── Dataset entries ──

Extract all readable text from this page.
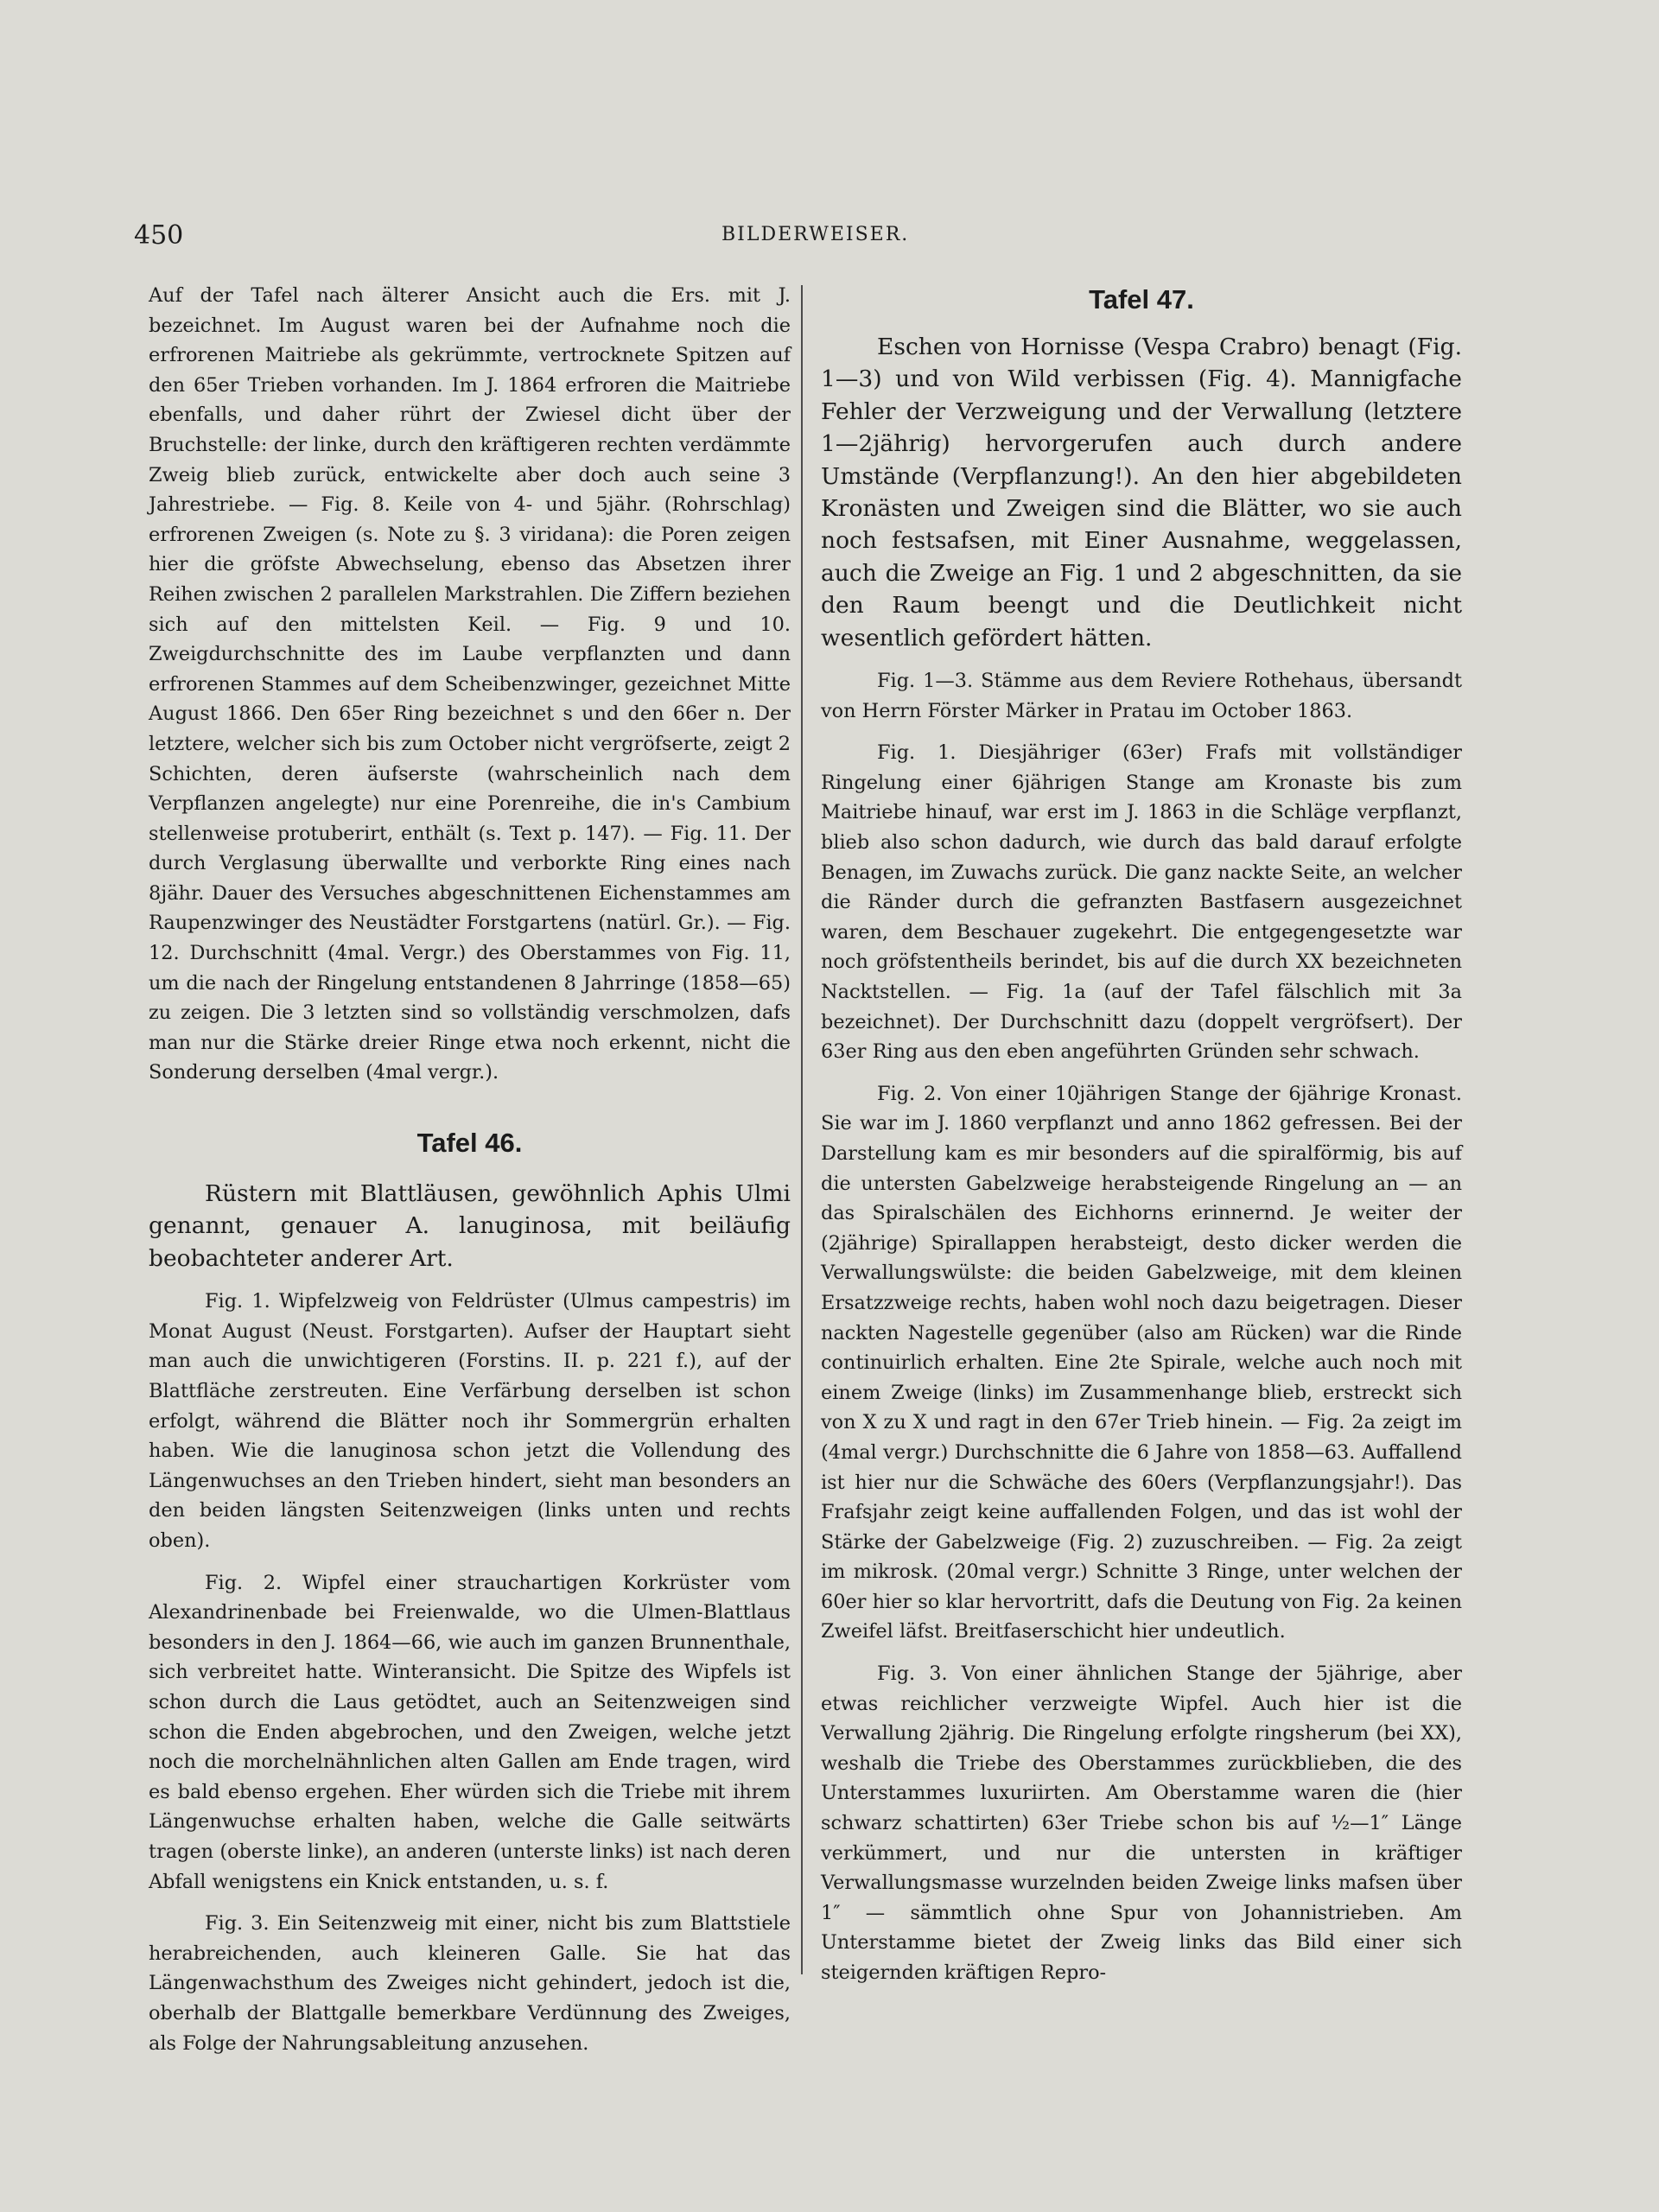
450	BILDERWEISER.

Auf der Tafel nach älterer Ansicht auch die Ers. mit J. bezeichnet. Im August waren bei der Aufnahme noch die erfrorenen Maitriebe als gekrümmte, vertrocknete Spitzen auf den 65er Trieben vorhanden. Im J. 1864 erfroren die Maitriebe ebenfalls, und daher rührt der Zwiesel dicht über der Bruchstelle: der linke, durch den kräftigeren rechten verdämmte Zweig blieb zurück, entwickelte aber doch auch seine 3 Jahrestriebe. — Fig. 8. Keile von 4- und 5jähr. (Rohrschlag) erfrorenen Zweigen (s. Note zu §. 3 viridana): die Poren zeigen hier die gröfste Abwechselung, ebenso das Absetzen ihrer Reihen zwischen 2 parallelen Markstrahlen. Die Ziffern beziehen sich auf den mittelsten Keil. — Fig. 9 und 10. Zweigdurchschnitte des im Laube verpflanzten und dann erfrorenen Stammes auf dem Scheibenzwinger, gezeichnet Mitte August 1866. Den 65er Ring bezeichnet s und den 66er n. Der letztere, welcher sich bis zum October nicht vergröfserte, zeigt 2 Schichten, deren äufserste (wahrscheinlich nach dem Verpflanzen angelegte) nur eine Porenreihe, die in's Cambium stellenweise protuberirt, enthält (s. Text p. 147). — Fig. 11. Der durch Verglasung überwallte und verborkte Ring eines nach 8jähr. Dauer des Versuches abgeschnittenen Eichenstammes am Raupenzwinger des Neustädter Forstgartens (natürl. Gr.). — Fig. 12. Durchschnitt (4mal. Vergr.) des Oberstammes von Fig. 11, um die nach der Ringelung entstandenen 8 Jahrringe (1858—65) zu zeigen. Die 3 letzten sind so vollständig verschmolzen, dafs man nur die Stärke dreier Ringe etwa noch erkennt, nicht die Sonderung derselben (4mal vergr.).

Tafel 46.

Rüstern mit Blattläusen, gewöhnlich Aphis Ulmi genannt, genauer A. lanuginosa, mit beiläufig beobachteter anderer Art.

Fig. 1. Wipfelzweig von Feldrüster (Ulmus campestris) im Monat August (Neust. Forstgarten). Aufser der Hauptart sieht man auch die unwichtigeren (Forstins. II. p. 221 f.), auf der Blattfläche zerstreuten. Eine Verfärbung derselben ist schon erfolgt, während die Blätter noch ihr Sommergrün erhalten haben. Wie die lanuginosa schon jetzt die Vollendung des Längenwuchses an den Trieben hindert, sieht man besonders an den beiden längsten Seitenzweigen (links unten und rechts oben).

Fig. 2. Wipfel einer strauchartigen Korkrüster vom Alexandrinenbade bei Freienwalde, wo die Ulmen-Blattlaus besonders in den J. 1864—66, wie auch im ganzen Brunnenthale, sich verbreitet hatte. Winteransicht. Die Spitze des Wipfels ist schon durch die Laus getödtet, auch an Seitenzweigen sind schon die Enden abgebrochen, und den Zweigen, welche jetzt noch die morchelnähnlichen alten Gallen am Ende tragen, wird es bald ebenso ergehen. Eher würden sich die Triebe mit ihrem Längenwuchse erhalten haben, welche die Galle seitwärts tragen (oberste linke), an anderen (unterste links) ist nach deren Abfall wenigstens ein Knick entstanden, u. s. f.

Fig. 3. Ein Seitenzweig mit einer, nicht bis zum Blattstiele herabreichenden, auch kleineren Galle. Sie hat das Längenwachsthum des Zweiges nicht gehindert, jedoch ist die, oberhalb der Blattgalle bemerkbare Verdünnung des Zweiges, als Folge der Nahrungsableitung anzusehen.

Tafel 47.

Eschen von Hornisse (Vespa Crabro) benagt (Fig. 1—3) und von Wild verbissen (Fig. 4). Mannigfache Fehler der Verzweigung und der Verwallung (letztere 1—2jährig) hervorgerufen auch durch andere Umstände (Verpflanzung!). An den hier abgebildeten Kronästen und Zweigen sind die Blätter, wo sie auch noch festsafsen, mit Einer Ausnahme, weggelassen, auch die Zweige an Fig. 1 und 2 abgeschnitten, da sie den Raum beengt und die Deutlichkeit nicht wesentlich gefördert hätten.

Fig. 1—3. Stämme aus dem Reviere Rothehaus, übersandt von Herrn Förster Märker in Pratau im October 1863.

Fig. 1. Diesjähriger (63er) Frafs mit vollständiger Ringelung einer 6jährigen Stange am Kronaste bis zum Maitriebe hinauf, war erst im J. 1863 in die Schläge verpflanzt, blieb also schon dadurch, wie durch das bald darauf erfolgte Benagen, im Zuwachs zurück. Die ganz nackte Seite, an welcher die Ränder durch die gefranzten Bastfasern ausgezeichnet waren, dem Beschauer zugekehrt. Die entgegengesetzte war noch gröfstentheils berindet, bis auf die durch XX bezeichneten Nacktstellen. — Fig. 1a (auf der Tafel fälschlich mit 3a bezeichnet). Der Durchschnitt dazu (doppelt vergröfsert). Der 63er Ring aus den eben angeführten Gründen sehr schwach.

Fig. 2. Von einer 10jährigen Stange der 6jährige Kronast. Sie war im J. 1860 verpflanzt und anno 1862 gefressen. Bei der Darstellung kam es mir besonders auf die spiralförmig, bis auf die untersten Gabelzweige herabsteigende Ringelung an — an das Spiralschälen des Eichhorns erinnernd. Je weiter der (2jährige) Spirallappen herabsteigt, desto dicker werden die Verwallungswülste: die beiden Gabelzweige, mit dem kleinen Ersatzzweige rechts, haben wohl noch dazu beigetragen. Dieser nackten Nagestelle gegenüber (also am Rücken) war die Rinde continuirlich erhalten. Eine 2te Spirale, welche auch noch mit einem Zweige (links) im Zusammenhange blieb, erstreckt sich von X zu X und ragt in den 67er Trieb hinein. — Fig. 2a zeigt im (4mal vergr.) Durchschnitte die 6 Jahre von 1858—63. Auffallend ist hier nur die Schwäche des 60ers (Verpflanzungsjahr!). Das Frafsjahr zeigt keine auffallenden Folgen, und das ist wohl der Stärke der Gabelzweige (Fig. 2) zuzuschreiben. — Fig. 2a zeigt im mikrosk. (20mal vergr.) Schnitte 3 Ringe, unter welchen der 60er hier so klar hervortritt, dafs die Deutung von Fig. 2a keinen Zweifel läfst. Breitfaserschicht hier undeutlich.

Fig. 3. Von einer ähnlichen Stange der 5jährige, aber etwas reichlicher verzweigte Wipfel. Auch hier ist die Verwallung 2jährig. Die Ringelung erfolgte ringsherum (bei XX), weshalb die Triebe des Oberstammes zurückblieben, die des Unterstammes luxuriirten. Am Oberstamme waren die (hier schwarz schattirten) 63er Triebe schon bis auf ½—1″ Länge verkümmert, und nur die untersten in kräftiger Verwallungsmasse wurzelnden beiden Zweige links mafsen über 1″ — sämmtlich ohne Spur von Johannistrieben. Am Unterstamme bietet der Zweig links das Bild einer sich steigernden kräftigen Repro-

───

Reproduce the whole listing word for word, setting aside any pictures.

Correct response:
Extract all readable text from this page.
450	BILDERWEISER.

Auf der Tafel nach älterer Ansicht auch die Ers. mit J. bezeichnet. Im August waren bei der Aufnahme noch die erfrorenen Maitriebe als gekrümmte, vertrocknete Spitzen auf den 65er Trieben vorhanden. Im J. 1864 erfroren die Maitriebe ebenfalls, und daher rührt der Zwiesel dicht über der Bruchstelle: der linke, durch den kräftigeren rechten verdämmte Zweig blieb zurück, entwickelte aber doch auch seine 3 Jahrestriebe. — Fig. 8. Keile von 4- und 5jähr. (Rohrschlag) erfrorenen Zweigen (s. Note zu §. 3 viridana): die Poren zeigen hier die gröfste Abwechselung, ebenso das Absetzen ihrer Reihen zwischen 2 parallelen Markstrahlen. Die Ziffern beziehen sich auf den mittelsten Keil. — Fig. 9 und 10. Zweigdurchschnitte des im Laube verpflanzten und dann erfrorenen Stammes auf dem Scheibenzwinger, gezeichnet Mitte August 1866. Den 65er Ring bezeichnet s und den 66er n. Der letztere, welcher sich bis zum October nicht vergröfserte, zeigt 2 Schichten, deren äufserste (wahrscheinlich nach dem Verpflanzen angelegte) nur eine Porenreihe, die in's Cambium stellenweise protuberirt, enthält (s. Text p. 147). — Fig. 11. Der durch Verglasung überwallte und verborkte Ring eines nach 8jähr. Dauer des Versuches abgeschnittenen Eichenstammes am Raupenzwinger des Neustädter Forstgartens (natürl. Gr.). — Fig. 12. Durchschnitt (4mal. Vergr.) des Oberstammes von Fig. 11, um die nach der Ringelung entstandenen 8 Jahrringe (1858—65) zu zeigen. Die 3 letzten sind so vollständig verschmolzen, dafs man nur die Stärke dreier Ringe etwa noch erkennt, nicht die Sonderung derselben (4mal vergr.).

Tafel 46.

Rüstern mit Blattläusen, gewöhnlich Aphis Ulmi genannt, genauer A. lanuginosa, mit beiläufig beobachteter anderer Art.

Fig. 1. Wipfelzweig von Feldrüster (Ulmus campestris) im Monat August (Neust. Forstgarten). Aufser der Hauptart sieht man auch die unwichtigeren (Forstins. II. p. 221 f.), auf der Blattfläche zerstreuten. Eine Verfärbung derselben ist schon erfolgt, während die Blätter noch ihr Sommergrün erhalten haben. Wie die lanuginosa schon jetzt die Vollendung des Längenwuchses an den Trieben hindert, sieht man besonders an den beiden längsten Seitenzweigen (links unten und rechts oben).

Fig. 2. Wipfel einer strauchartigen Korkrüster vom Alexandrinenbade bei Freienwalde, wo die Ulmen-Blattlaus besonders in den J. 1864—66, wie auch im ganzen Brunnenthale, sich verbreitet hatte. Winteransicht. Die Spitze des Wipfels ist schon durch die Laus getödtet, auch an Seitenzweigen sind schon die Enden abgebrochen, und den Zweigen, welche jetzt noch die morchelnähnlichen alten Gallen am Ende tragen, wird es bald ebenso ergehen. Eher würden sich die Triebe mit ihrem Längenwuchse erhalten haben, welche die Galle seitwärts tragen (oberste linke), an anderen (unterste links) ist nach deren Abfall wenigstens ein Knick entstanden, u. s. f.

Fig. 3. Ein Seitenzweig mit einer, nicht bis zum Blattstiele herabreichenden, auch kleineren Galle. Sie hat das Längenwachsthum des Zweiges nicht gehindert, jedoch ist die, oberhalb der Blattgalle bemerkbare Verdünnung des Zweiges, als Folge der Nahrungsableitung anzusehen.

Tafel 47.

Eschen von Hornisse (Vespa Crabro) benagt (Fig. 1—3) und von Wild verbissen (Fig. 4). Mannigfache Fehler der Verzweigung und der Verwallung (letztere 1—2jährig) hervorgerufen auch durch andere Umstände (Verpflanzung!). An den hier abgebildeten Kronästen und Zweigen sind die Blätter, wo sie auch noch festsafsen, mit Einer Ausnahme, weggelassen, auch die Zweige an Fig. 1 und 2 abgeschnitten, da sie den Raum beengt und die Deutlichkeit nicht wesentlich gefördert hätten.

Fig. 1—3. Stämme aus dem Reviere Rothehaus, übersandt von Herrn Förster Märker in Pratau im October 1863.

Fig. 1. Diesjähriger (63er) Frafs mit vollständiger Ringelung einer 6jährigen Stange am Kronaste bis zum Maitriebe hinauf, war erst im J. 1863 in die Schläge verpflanzt, blieb also schon dadurch, wie durch das bald darauf erfolgte Benagen, im Zuwachs zurück. Die ganz nackte Seite, an welcher die Ränder durch die gefranzten Bastfasern ausgezeichnet waren, dem Beschauer zugekehrt. Die entgegengesetzte war noch gröfstentheils berindet, bis auf die durch XX bezeichneten Nacktstellen. — Fig. 1a (auf der Tafel fälschlich mit 3a bezeichnet). Der Durchschnitt dazu (doppelt vergröfsert). Der 63er Ring aus den eben angeführten Gründen sehr schwach.

Fig. 2. Von einer 10jährigen Stange der 6jährige Kronast. Sie war im J. 1860 verpflanzt und anno 1862 gefressen. Bei der Darstellung kam es mir besonders auf die spiralförmig, bis auf die untersten Gabelzweige herabsteigende Ringelung an — an das Spiralschälen des Eichhorns erinnernd. Je weiter der (2jährige) Spirallappen herabsteigt, desto dicker werden die Verwallungswülste: die beiden Gabelzweige, mit dem kleinen Ersatzzweige rechts, haben wohl noch dazu beigetragen. Dieser nackten Nagestelle gegenüber (also am Rücken) war die Rinde continuirlich erhalten. Eine 2te Spirale, welche auch noch mit einem Zweige (links) im Zusammenhange blieb, erstreckt sich von X zu X und ragt in den 67er Trieb hinein. — Fig. 2a zeigt im (4mal vergr.) Durchschnitte die 6 Jahre von 1858—63. Auffallend ist hier nur die Schwäche des 60ers (Verpflanzungsjahr!). Das Frafsjahr zeigt keine auffallenden Folgen, und das ist wohl der Stärke der Gabelzweige (Fig. 2) zuzuschreiben. — Fig. 2a zeigt im mikrosk. (20mal vergr.) Schnitte 3 Ringe, unter welchen der 60er hier so klar hervortritt, dafs die Deutung von Fig. 2a keinen Zweifel läfst. Breitfaserschicht hier undeutlich.

Fig. 3. Von einer ähnlichen Stange der 5jährige, aber etwas reichlicher verzweigte Wipfel. Auch hier ist die Verwallung 2jährig. Die Ringelung erfolgte ringsherum (bei XX), weshalb die Triebe des Oberstammes zurückblieben, die des Unterstammes luxuriirten. Am Oberstamme waren die (hier schwarz schattirten) 63er Triebe schon bis auf ½—1″ Länge verkümmert, und nur die untersten in kräftiger Verwallungsmasse wurzelnden beiden Zweige links mafsen über 1″ — sämmtlich ohne Spur von Johannistrieben. Am Unterstamme bietet der Zweig links das Bild einer sich steigernden kräftigen Repro-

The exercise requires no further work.